• _Stored data_:
•••
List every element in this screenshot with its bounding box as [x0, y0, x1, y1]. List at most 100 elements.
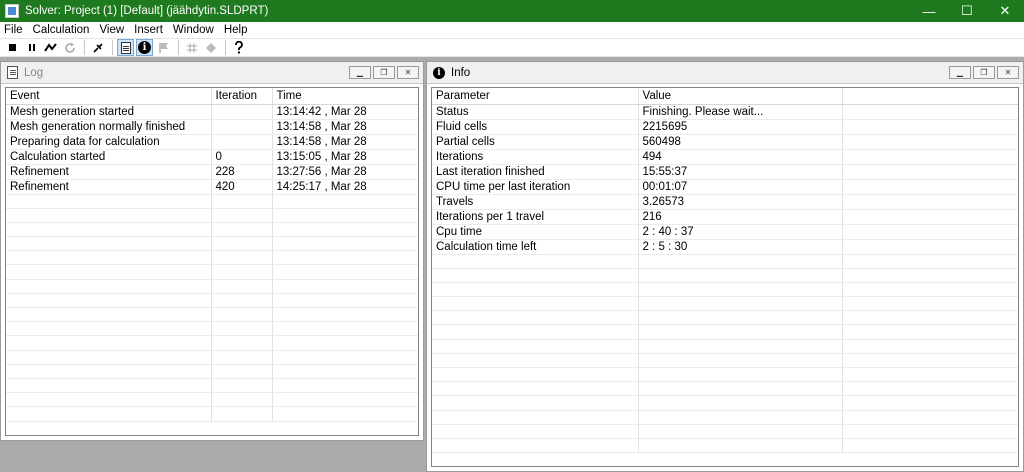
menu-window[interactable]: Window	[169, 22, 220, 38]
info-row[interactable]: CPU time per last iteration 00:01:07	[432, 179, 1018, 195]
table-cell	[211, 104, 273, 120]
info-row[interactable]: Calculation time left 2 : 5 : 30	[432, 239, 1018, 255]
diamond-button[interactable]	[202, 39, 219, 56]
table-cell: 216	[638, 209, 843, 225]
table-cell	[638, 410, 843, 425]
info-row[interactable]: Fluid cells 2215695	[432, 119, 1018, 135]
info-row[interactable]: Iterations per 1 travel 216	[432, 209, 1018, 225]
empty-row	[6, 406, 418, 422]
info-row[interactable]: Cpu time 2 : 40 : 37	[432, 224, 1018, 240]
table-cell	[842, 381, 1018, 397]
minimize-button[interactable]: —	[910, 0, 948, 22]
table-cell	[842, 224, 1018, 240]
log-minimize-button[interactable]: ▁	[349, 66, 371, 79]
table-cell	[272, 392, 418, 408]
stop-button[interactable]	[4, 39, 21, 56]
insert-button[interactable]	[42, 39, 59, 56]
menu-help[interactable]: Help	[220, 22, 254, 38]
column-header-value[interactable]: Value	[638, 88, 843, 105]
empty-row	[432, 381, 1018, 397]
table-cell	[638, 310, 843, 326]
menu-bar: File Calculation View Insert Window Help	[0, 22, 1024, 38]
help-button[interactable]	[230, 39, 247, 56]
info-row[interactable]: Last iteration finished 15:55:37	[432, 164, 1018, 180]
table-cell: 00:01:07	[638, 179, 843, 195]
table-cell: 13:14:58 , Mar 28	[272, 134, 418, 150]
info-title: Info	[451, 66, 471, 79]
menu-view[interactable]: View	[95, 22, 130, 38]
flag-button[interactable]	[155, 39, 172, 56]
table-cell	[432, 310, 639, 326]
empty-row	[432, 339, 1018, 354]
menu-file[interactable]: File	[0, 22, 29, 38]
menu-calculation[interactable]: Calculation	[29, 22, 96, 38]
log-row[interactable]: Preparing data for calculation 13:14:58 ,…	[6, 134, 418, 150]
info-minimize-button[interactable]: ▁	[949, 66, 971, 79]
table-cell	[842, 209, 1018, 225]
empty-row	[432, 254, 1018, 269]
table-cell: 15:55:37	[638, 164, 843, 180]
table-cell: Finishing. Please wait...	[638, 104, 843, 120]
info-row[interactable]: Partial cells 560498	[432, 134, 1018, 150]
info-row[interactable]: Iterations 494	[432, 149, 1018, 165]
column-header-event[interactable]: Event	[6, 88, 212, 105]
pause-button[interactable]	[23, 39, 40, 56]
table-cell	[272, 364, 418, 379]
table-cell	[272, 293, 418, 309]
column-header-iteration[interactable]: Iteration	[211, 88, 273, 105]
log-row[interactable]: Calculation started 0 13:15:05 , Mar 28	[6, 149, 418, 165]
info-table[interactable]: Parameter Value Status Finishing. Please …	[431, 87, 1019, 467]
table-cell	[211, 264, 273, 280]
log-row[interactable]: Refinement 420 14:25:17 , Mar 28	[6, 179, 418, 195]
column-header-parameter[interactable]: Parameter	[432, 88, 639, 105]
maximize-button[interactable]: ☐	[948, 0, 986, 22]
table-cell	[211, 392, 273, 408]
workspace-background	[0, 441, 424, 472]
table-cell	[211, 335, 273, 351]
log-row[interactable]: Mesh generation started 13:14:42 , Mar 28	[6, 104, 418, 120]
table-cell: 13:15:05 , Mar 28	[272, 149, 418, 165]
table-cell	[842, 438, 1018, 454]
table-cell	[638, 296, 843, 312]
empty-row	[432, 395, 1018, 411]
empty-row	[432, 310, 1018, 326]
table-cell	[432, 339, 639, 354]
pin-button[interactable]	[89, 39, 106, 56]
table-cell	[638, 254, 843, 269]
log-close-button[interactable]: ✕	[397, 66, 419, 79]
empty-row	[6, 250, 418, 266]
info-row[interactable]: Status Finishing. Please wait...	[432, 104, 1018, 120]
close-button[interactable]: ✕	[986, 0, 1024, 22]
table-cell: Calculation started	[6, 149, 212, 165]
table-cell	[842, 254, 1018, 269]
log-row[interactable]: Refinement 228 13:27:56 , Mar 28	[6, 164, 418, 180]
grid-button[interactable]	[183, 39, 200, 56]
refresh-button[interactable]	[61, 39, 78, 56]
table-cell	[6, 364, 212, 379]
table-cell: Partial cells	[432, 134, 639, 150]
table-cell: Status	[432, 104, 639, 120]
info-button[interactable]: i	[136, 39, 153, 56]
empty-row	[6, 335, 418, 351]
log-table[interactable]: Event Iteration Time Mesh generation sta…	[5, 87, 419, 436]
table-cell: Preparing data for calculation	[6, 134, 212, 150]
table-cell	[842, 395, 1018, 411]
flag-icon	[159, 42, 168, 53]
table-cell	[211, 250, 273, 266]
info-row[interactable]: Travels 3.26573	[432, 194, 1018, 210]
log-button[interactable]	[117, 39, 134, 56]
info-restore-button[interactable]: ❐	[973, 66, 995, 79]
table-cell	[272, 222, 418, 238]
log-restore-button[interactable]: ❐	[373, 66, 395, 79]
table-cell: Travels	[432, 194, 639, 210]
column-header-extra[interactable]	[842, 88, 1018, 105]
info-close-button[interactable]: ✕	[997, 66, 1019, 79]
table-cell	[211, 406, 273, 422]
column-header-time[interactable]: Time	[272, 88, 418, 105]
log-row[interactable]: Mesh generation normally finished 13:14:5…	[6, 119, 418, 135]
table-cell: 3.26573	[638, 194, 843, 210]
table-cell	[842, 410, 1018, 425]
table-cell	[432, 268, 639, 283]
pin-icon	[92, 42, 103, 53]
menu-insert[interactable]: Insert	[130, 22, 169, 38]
•••
Give all the entries again exactly, dropping each picture.

List every element in this screenshot with its bounding box as [x0, y0, x1, y1]. List at most 100 elements.
menu-window[interactable]: Window	[169, 22, 220, 38]
info-row[interactable]: CPU time per last iteration 00:01:07	[432, 179, 1018, 195]
table-cell	[211, 104, 273, 120]
info-row[interactable]: Calculation time left 2 : 5 : 30	[432, 239, 1018, 255]
diamond-button[interactable]	[202, 39, 219, 56]
table-cell: 216	[638, 209, 843, 225]
table-cell	[638, 410, 843, 425]
info-row[interactable]: Fluid cells 2215695	[432, 119, 1018, 135]
info-row[interactable]: Iterations per 1 travel 216	[432, 209, 1018, 225]
empty-row	[6, 406, 418, 422]
info-row[interactable]: Cpu time 2 : 40 : 37	[432, 224, 1018, 240]
table-cell	[842, 381, 1018, 397]
minimize-button[interactable]: —	[910, 0, 948, 22]
table-cell	[842, 224, 1018, 240]
log-minimize-button[interactable]: ▁	[349, 66, 371, 79]
table-cell	[272, 392, 418, 408]
stop-button[interactable]	[4, 39, 21, 56]
insert-button[interactable]	[42, 39, 59, 56]
menu-help[interactable]: Help	[220, 22, 254, 38]
column-header-value[interactable]: Value	[638, 88, 843, 105]
empty-row	[432, 381, 1018, 397]
table-cell	[638, 310, 843, 326]
menu-bar: File Calculation View Insert Window Help	[0, 22, 1024, 38]
help-button[interactable]	[230, 39, 247, 56]
info-row[interactable]: Last iteration finished 15:55:37	[432, 164, 1018, 180]
table-cell: 00:01:07	[638, 179, 843, 195]
table-cell: 13:14:58 , Mar 28	[272, 134, 418, 150]
info-title: Info	[451, 66, 471, 79]
menu-view[interactable]: View	[95, 22, 130, 38]
flag-button[interactable]	[155, 39, 172, 56]
table-cell	[432, 310, 639, 326]
empty-row	[432, 339, 1018, 354]
menu-file[interactable]: File	[0, 22, 29, 38]
menu-calculation[interactable]: Calculation	[29, 22, 96, 38]
log-row[interactable]: Preparing data for calculation 13:14:58 ,…	[6, 134, 418, 150]
info-minimize-button[interactable]: ▁	[949, 66, 971, 79]
table-cell	[842, 209, 1018, 225]
empty-row	[432, 254, 1018, 269]
table-cell: 15:55:37	[638, 164, 843, 180]
table-cell: Finishing. Please wait...	[638, 104, 843, 120]
info-row[interactable]: Partial cells 560498	[432, 134, 1018, 150]
info-row[interactable]: Iterations 494	[432, 149, 1018, 165]
column-header-event[interactable]: Event	[6, 88, 212, 105]
pause-button[interactable]	[23, 39, 40, 56]
table-cell	[272, 364, 418, 379]
table-cell	[272, 293, 418, 309]
column-header-iteration[interactable]: Iteration	[211, 88, 273, 105]
log-row[interactable]: Calculation started 0 13:15:05 , Mar 28	[6, 149, 418, 165]
info-table[interactable]: Parameter Value Status Finishing. Please …	[431, 87, 1019, 467]
table-cell	[211, 264, 273, 280]
log-row[interactable]: Refinement 420 14:25:17 , Mar 28	[6, 179, 418, 195]
column-header-parameter[interactable]: Parameter	[432, 88, 639, 105]
maximize-button[interactable]: ☐	[948, 0, 986, 22]
table-cell	[211, 392, 273, 408]
workspace-background	[0, 441, 424, 472]
table-cell	[211, 335, 273, 351]
log-row[interactable]: Mesh generation started 13:14:42 , Mar 28	[6, 104, 418, 120]
table-cell: 13:15:05 , Mar 28	[272, 149, 418, 165]
table-cell	[842, 438, 1018, 454]
table-cell	[638, 296, 843, 312]
empty-row	[432, 395, 1018, 411]
empty-row	[432, 310, 1018, 326]
table-cell	[432, 339, 639, 354]
pin-button[interactable]	[89, 39, 106, 56]
table-cell	[638, 254, 843, 269]
log-close-button[interactable]: ✕	[397, 66, 419, 79]
empty-row	[6, 250, 418, 266]
info-row[interactable]: Status Finishing. Please wait...	[432, 104, 1018, 120]
close-button[interactable]: ✕	[986, 0, 1024, 22]
table-cell: Calculation started	[6, 149, 212, 165]
table-cell	[842, 254, 1018, 269]
log-row[interactable]: Refinement 228 13:27:56 , Mar 28	[6, 164, 418, 180]
grid-button[interactable]	[183, 39, 200, 56]
refresh-button[interactable]	[61, 39, 78, 56]
table-cell	[6, 364, 212, 379]
table-cell: Partial cells	[432, 134, 639, 150]
table-cell: Status	[432, 104, 639, 120]
info-button[interactable]: i	[136, 39, 153, 56]
empty-row	[6, 335, 418, 351]
log-table[interactable]: Event Iteration Time Mesh generation sta…	[5, 87, 419, 436]
table-cell: Preparing data for calculation	[6, 134, 212, 150]
table-cell	[842, 395, 1018, 411]
flag-icon	[159, 42, 168, 53]
table-cell	[211, 250, 273, 266]
info-row[interactable]: Travels 3.26573	[432, 194, 1018, 210]
log-button[interactable]	[117, 39, 134, 56]
info-restore-button[interactable]: ❐	[973, 66, 995, 79]
table-cell	[272, 222, 418, 238]
log-restore-button[interactable]: ❐	[373, 66, 395, 79]
table-cell: Travels	[432, 194, 639, 210]
column-header-extra[interactable]	[842, 88, 1018, 105]
info-close-button[interactable]: ✕	[997, 66, 1019, 79]
table-cell	[211, 406, 273, 422]
column-header-time[interactable]: Time	[272, 88, 418, 105]
log-row[interactable]: Mesh generation normally finished 13:14:5…	[6, 119, 418, 135]
table-cell: 3.26573	[638, 194, 843, 210]
table-cell	[842, 410, 1018, 425]
table-cell	[432, 268, 639, 283]
pin-icon	[92, 42, 103, 53]
menu-insert[interactable]: Insert	[130, 22, 169, 38]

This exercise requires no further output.